• EXERCISE INPUT:
==========

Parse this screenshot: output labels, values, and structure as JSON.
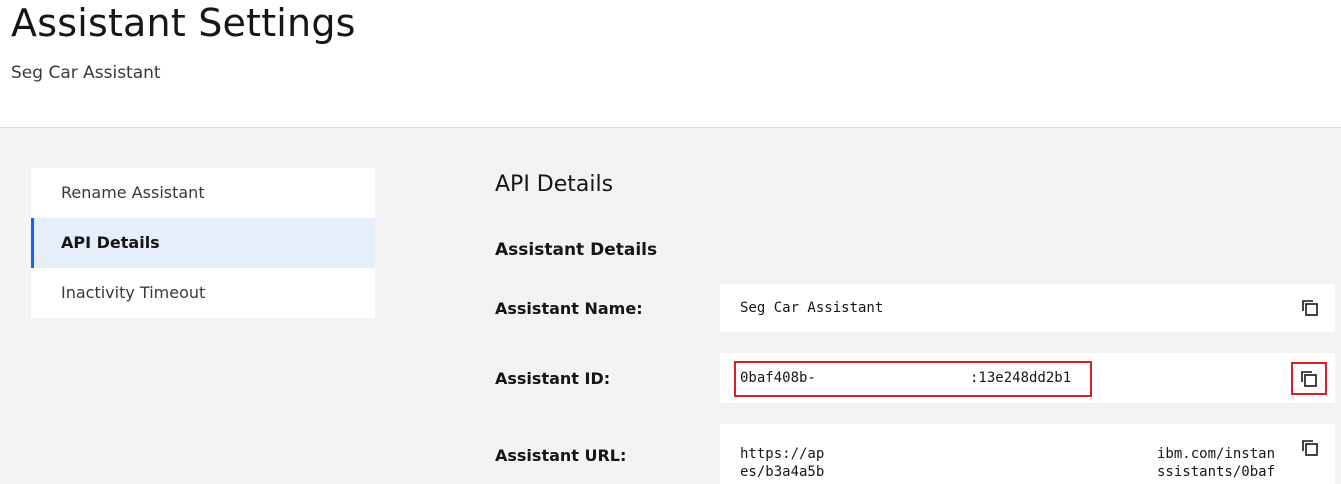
{
  "header": {
    "title": "Assistant Settings",
    "subtitle": "Seg Car Assistant"
  },
  "nav": {
    "items": [
      {
        "label": "Rename Assistant",
        "active": false
      },
      {
        "label": "API Details",
        "active": true
      },
      {
        "label": "Inactivity Timeout",
        "active": false
      }
    ]
  },
  "main": {
    "section_title": "API Details",
    "subsection_title": "Assistant Details",
    "fields": {
      "name": {
        "label": "Assistant Name:",
        "value": "Seg Car Assistant",
        "copy_icon": "copy-icon"
      },
      "id": {
        "label": "Assistant ID:",
        "value_start": "0baf408b-",
        "value_end": ":13e248dd2b1",
        "copy_icon": "copy-icon"
      },
      "url": {
        "label": "Assistant URL:",
        "line1_start": "https://ap",
        "line1_end": "ibm.com/instan",
        "line2_start": "es/b3a4a5b",
        "line2_end": "ssistants/0baf",
        "copy_icon": "copy-icon"
      }
    }
  },
  "colors": {
    "highlight": "#da1e28",
    "active_nav_bg": "#e5eef9",
    "active_nav_border": "#0f62fe",
    "page_bg": "#f3f3f3"
  }
}
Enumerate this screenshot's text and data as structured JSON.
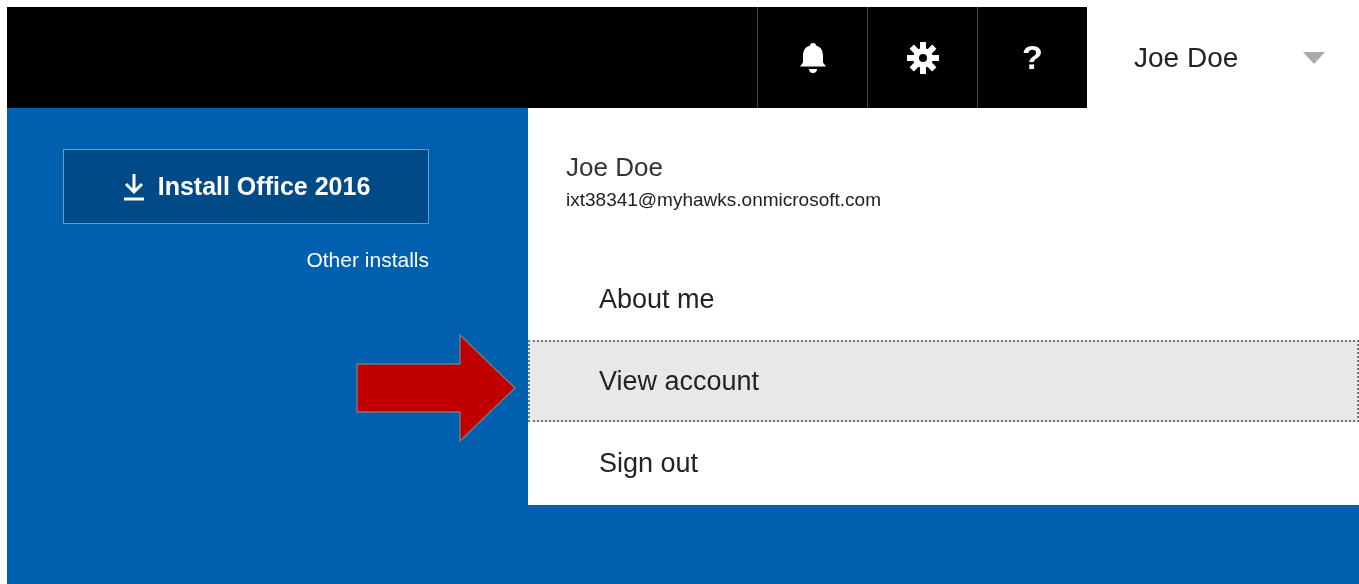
{
  "top_bar": {
    "icons": [
      {
        "kind": "bell"
      },
      {
        "kind": "gear"
      },
      {
        "kind": "help",
        "label": "?"
      }
    ],
    "user_button": {
      "label": "Joe Doe"
    }
  },
  "install_button": {
    "label": "Install Office 2016"
  },
  "other_installs_link": "Other installs",
  "account_menu": {
    "name": "Joe Doe",
    "email": "ixt38341@myhawks.onmicrosoft.com",
    "items": [
      {
        "label": "About me",
        "selected": false
      },
      {
        "label": "View account",
        "selected": true
      },
      {
        "label": "Sign out",
        "selected": false
      }
    ]
  },
  "annotation": {
    "kind": "arrow",
    "color": "#c00000"
  }
}
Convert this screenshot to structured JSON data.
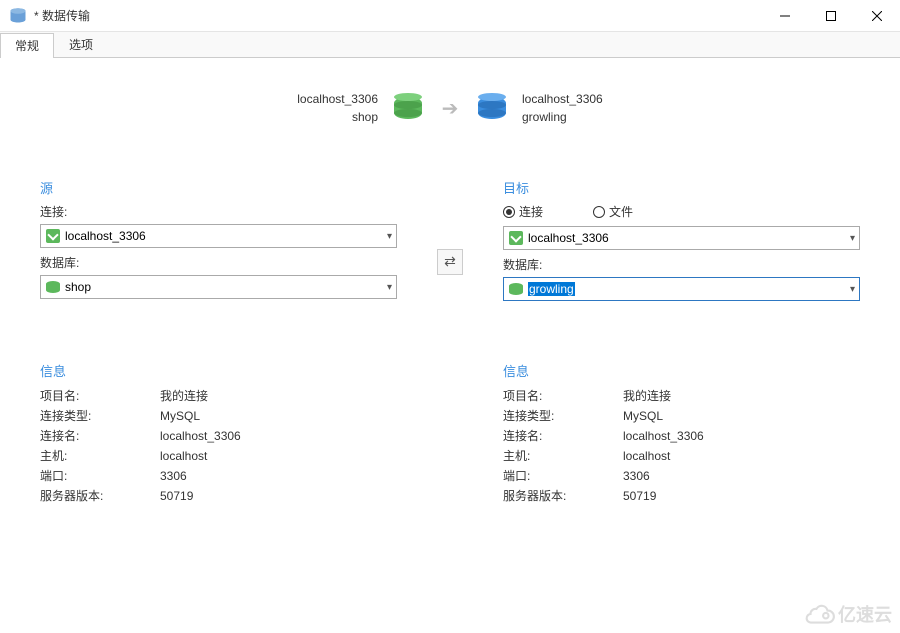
{
  "window": {
    "title": "* 数据传输"
  },
  "tabs": {
    "general": "常规",
    "options": "选项"
  },
  "diagram": {
    "source_conn": "localhost_3306",
    "source_db": "shop",
    "target_conn": "localhost_3306",
    "target_db": "growling"
  },
  "source": {
    "heading": "源",
    "conn_label": "连接:",
    "conn_value": "localhost_3306",
    "db_label": "数据库:",
    "db_value": "shop"
  },
  "target": {
    "heading": "目标",
    "radio_conn": "连接",
    "radio_file": "文件",
    "conn_value": "localhost_3306",
    "db_label": "数据库:",
    "db_value": "growling"
  },
  "info_heading": "信息",
  "info_keys": {
    "project": "项目名:",
    "conn_type": "连接类型:",
    "conn_name": "连接名:",
    "host": "主机:",
    "port": "端口:",
    "server_ver": "服务器版本:"
  },
  "source_info": {
    "project": "我的连接",
    "conn_type": "MySQL",
    "conn_name": "localhost_3306",
    "host": "localhost",
    "port": "3306",
    "server_ver": "50719"
  },
  "target_info": {
    "project": "我的连接",
    "conn_type": "MySQL",
    "conn_name": "localhost_3306",
    "host": "localhost",
    "port": "3306",
    "server_ver": "50719"
  },
  "watermark": "亿速云"
}
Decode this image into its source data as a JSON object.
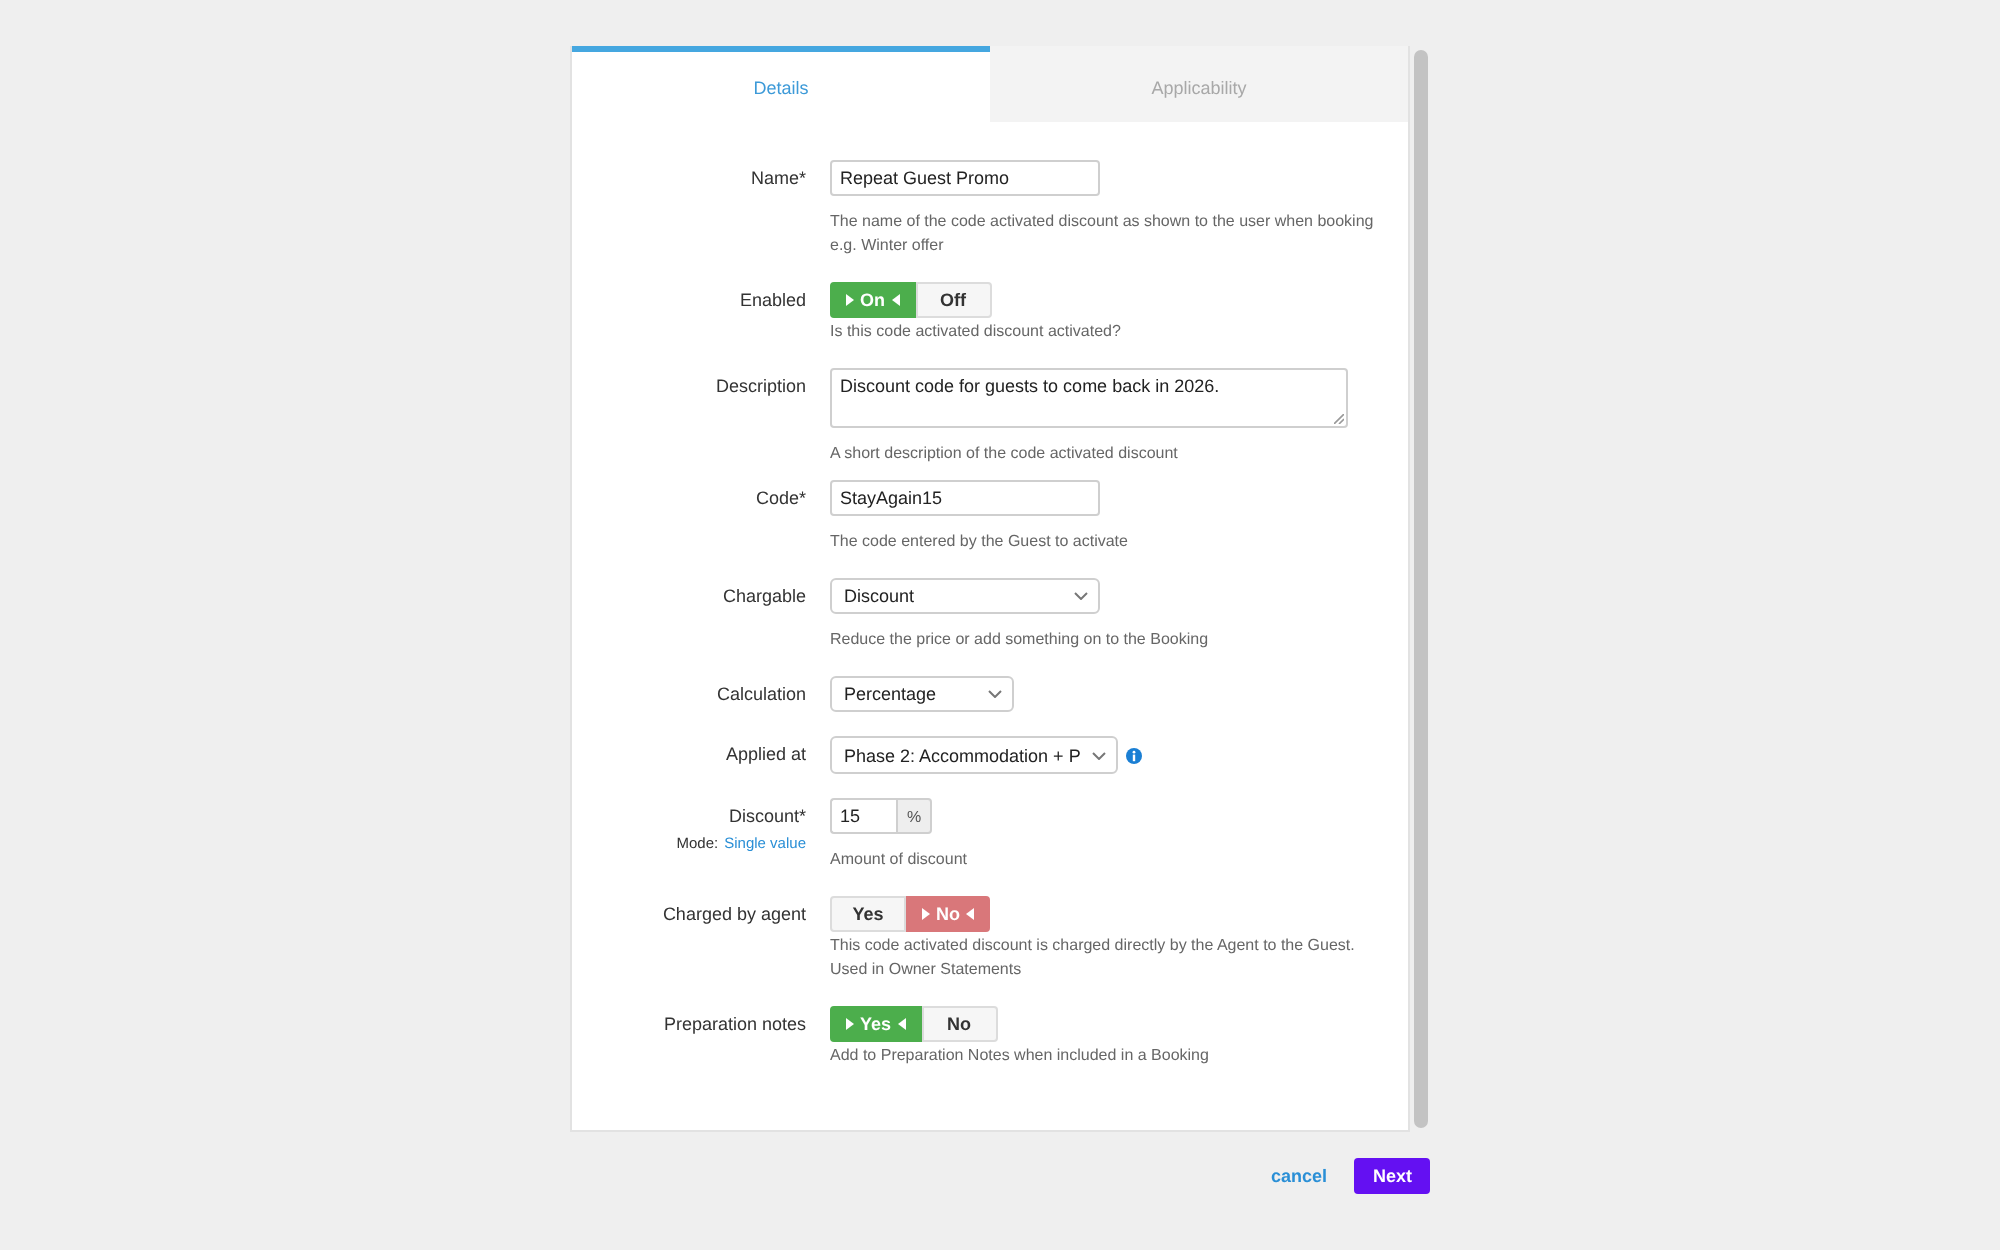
{
  "tabs": [
    {
      "label": "Details",
      "selected": true
    },
    {
      "label": "Applicability",
      "selected": false
    }
  ],
  "fields": [
    {
      "kind": "text",
      "label": "Name*",
      "value": "Repeat Guest Promo",
      "hint": [
        "The name of the code activated discount as shown to the user when booking",
        "e.g. Winter offer"
      ]
    },
    {
      "kind": "toggle",
      "label": "Enabled",
      "color": "#4cae4c",
      "options": [
        {
          "label": "On",
          "selected": true
        },
        {
          "label": "Off",
          "selected": false
        }
      ],
      "hint": [
        "Is this code activated discount activated?"
      ]
    },
    {
      "kind": "textarea",
      "label": "Description",
      "value": "Discount code for guests to come back in 2026.",
      "hint": [
        "A short description of the code activated discount"
      ]
    },
    {
      "kind": "text",
      "label": "Code*",
      "value": "StayAgain15",
      "hint": [
        "The code entered by the Guest to activate"
      ]
    },
    {
      "kind": "select",
      "label": "Chargable",
      "value": "Discount",
      "hint": [
        "Reduce the price or add something on to the Booking"
      ]
    },
    {
      "kind": "select",
      "label": "Calculation",
      "value": "Percentage"
    },
    {
      "kind": "select",
      "label": "Applied at",
      "value": "Phase 2: Accommodation + P",
      "info_icon": true
    },
    {
      "kind": "number",
      "label": "Discount*",
      "value": "15",
      "unit": "%",
      "mode": {
        "label": "Mode:",
        "value": "Single value"
      },
      "hint": [
        "Amount of discount"
      ]
    },
    {
      "kind": "toggle",
      "label": "Charged by agent",
      "color": "#d9777a",
      "options": [
        {
          "label": "Yes",
          "selected": false
        },
        {
          "label": "No",
          "selected": true
        }
      ],
      "hint": [
        "This code activated discount is charged directly by the Agent to the Guest.",
        "Used in Owner Statements"
      ]
    },
    {
      "kind": "toggle",
      "label": "Preparation notes",
      "color": "#4cae4c",
      "options": [
        {
          "label": "Yes",
          "selected": true
        },
        {
          "label": "No",
          "selected": false
        }
      ],
      "hint": [
        "Add to Preparation Notes when included in a Booking"
      ]
    }
  ],
  "footer": {
    "cancel": "cancel",
    "next": "Next"
  }
}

==========

• GIVEN TASK:
Print all of the entries word for word. Omit the pictures they contain.

• ANSWER FOR THE TASK:
Parse this screenshot: output labels, values, and structure as JSON.
{
  "header": {
    "title": "Assistant Settings",
    "subtitle": "Seg Car Assistant"
  },
  "nav": {
    "items": [
      {
        "label": "Rename Assistant",
        "active": false
      },
      {
        "label": "API Details",
        "active": true
      },
      {
        "label": "Inactivity Timeout",
        "active": false
      }
    ]
  },
  "main": {
    "section_title": "API Details",
    "subsection_title": "Assistant Details",
    "fields": {
      "name": {
        "label": "Assistant Name:",
        "value": "Seg Car Assistant",
        "copy_icon": "copy-icon"
      },
      "id": {
        "label": "Assistant ID:",
        "value_start": "0baf408b-",
        "value_end": ":13e248dd2b1",
        "copy_icon": "copy-icon"
      },
      "url": {
        "label": "Assistant URL:",
        "line1_start": "https://ap",
        "line1_end": "ibm.com/instan",
        "line2_start": "es/b3a4a5b",
        "line2_end": "ssistants/0baf",
        "copy_icon": "copy-icon"
      }
    }
  },
  "colors": {
    "highlight": "#da1e28",
    "active_nav_bg": "#e5eef9",
    "active_nav_border": "#0f62fe",
    "page_bg": "#f3f3f3"
  }
}
Enumerate this screenshot's text and data as structured JSON.
{
  "top_bar": {
    "icons": [
      {
        "kind": "bell"
      },
      {
        "kind": "gear"
      },
      {
        "kind": "help",
        "label": "?"
      }
    ],
    "user_button": {
      "label": "Joe Doe"
    }
  },
  "install_button": {
    "label": "Install Office 2016"
  },
  "other_installs_link": "Other installs",
  "account_menu": {
    "name": "Joe Doe",
    "email": "ixt38341@myhawks.onmicrosoft.com",
    "items": [
      {
        "label": "About me",
        "selected": false
      },
      {
        "label": "View account",
        "selected": true
      },
      {
        "label": "Sign out",
        "selected": false
      }
    ]
  },
  "annotation": {
    "kind": "arrow",
    "color": "#c00000"
  }
}
Convert this screenshot to structured JSON data.
{
  "window": {
    "title": "* 数据传输"
  },
  "tabs": {
    "general": "常规",
    "options": "选项"
  },
  "diagram": {
    "source_conn": "localhost_3306",
    "source_db": "shop",
    "target_conn": "localhost_3306",
    "target_db": "growling"
  },
  "source": {
    "heading": "源",
    "conn_label": "连接:",
    "conn_value": "localhost_3306",
    "db_label": "数据库:",
    "db_value": "shop"
  },
  "target": {
    "heading": "目标",
    "radio_conn": "连接",
    "radio_file": "文件",
    "conn_value": "localhost_3306",
    "db_label": "数据库:",
    "db_value": "growling"
  },
  "info_heading": "信息",
  "info_keys": {
    "project": "项目名:",
    "conn_type": "连接类型:",
    "conn_name": "连接名:",
    "host": "主机:",
    "port": "端口:",
    "server_ver": "服务器版本:"
  },
  "source_info": {
    "project": "我的连接",
    "conn_type": "MySQL",
    "conn_name": "localhost_3306",
    "host": "localhost",
    "port": "3306",
    "server_ver": "50719"
  },
  "target_info": {
    "project": "我的连接",
    "conn_type": "MySQL",
    "conn_name": "localhost_3306",
    "host": "localhost",
    "port": "3306",
    "server_ver": "50719"
  },
  "watermark": "亿速云"
}
Decode this image into its source data as a JSON object.
{
  "tabs": [
    {
      "label": "Details",
      "selected": true
    },
    {
      "label": "Applicability",
      "selected": false
    }
  ],
  "fields": [
    {
      "kind": "text",
      "label": "Name*",
      "value": "Repeat Guest Promo",
      "hint": [
        "The name of the code activated discount as shown to the user when booking",
        "e.g. Winter offer"
      ]
    },
    {
      "kind": "toggle",
      "label": "Enabled",
      "color": "#4cae4c",
      "options": [
        {
          "label": "On",
          "selected": true
        },
        {
          "label": "Off",
          "selected": false
        }
      ],
      "hint": [
        "Is this code activated discount activated?"
      ]
    },
    {
      "kind": "textarea",
      "label": "Description",
      "value": "Discount code for guests to come back in 2026.",
      "hint": [
        "A short description of the code activated discount"
      ]
    },
    {
      "kind": "text",
      "label": "Code*",
      "value": "StayAgain15",
      "hint": [
        "The code entered by the Guest to activate"
      ]
    },
    {
      "kind": "select",
      "label": "Chargable",
      "value": "Discount",
      "hint": [
        "Reduce the price or add something on to the Booking"
      ]
    },
    {
      "kind": "select",
      "label": "Calculation",
      "value": "Percentage"
    },
    {
      "kind": "select",
      "label": "Applied at",
      "value": "Phase 2: Accommodation + P",
      "info_icon": true
    },
    {
      "kind": "number",
      "label": "Discount*",
      "value": "15",
      "unit": "%",
      "mode": {
        "label": "Mode:",
        "value": "Single value"
      },
      "hint": [
        "Amount of discount"
      ]
    },
    {
      "kind": "toggle",
      "label": "Charged by agent",
      "color": "#d9777a",
      "options": [
        {
          "label": "Yes",
          "selected": false
        },
        {
          "label": "No",
          "selected": true
        }
      ],
      "hint": [
        "This code activated discount is charged directly by the Agent to the Guest.",
        "Used in Owner Statements"
      ]
    },
    {
      "kind": "toggle",
      "label": "Preparation notes",
      "color": "#4cae4c",
      "options": [
        {
          "label": "Yes",
          "selected": true
        },
        {
          "label": "No",
          "selected": false
        }
      ],
      "hint": [
        "Add to Preparation Notes when included in a Booking"
      ]
    }
  ],
  "footer": {
    "cancel": "cancel",
    "next": "Next"
  }
}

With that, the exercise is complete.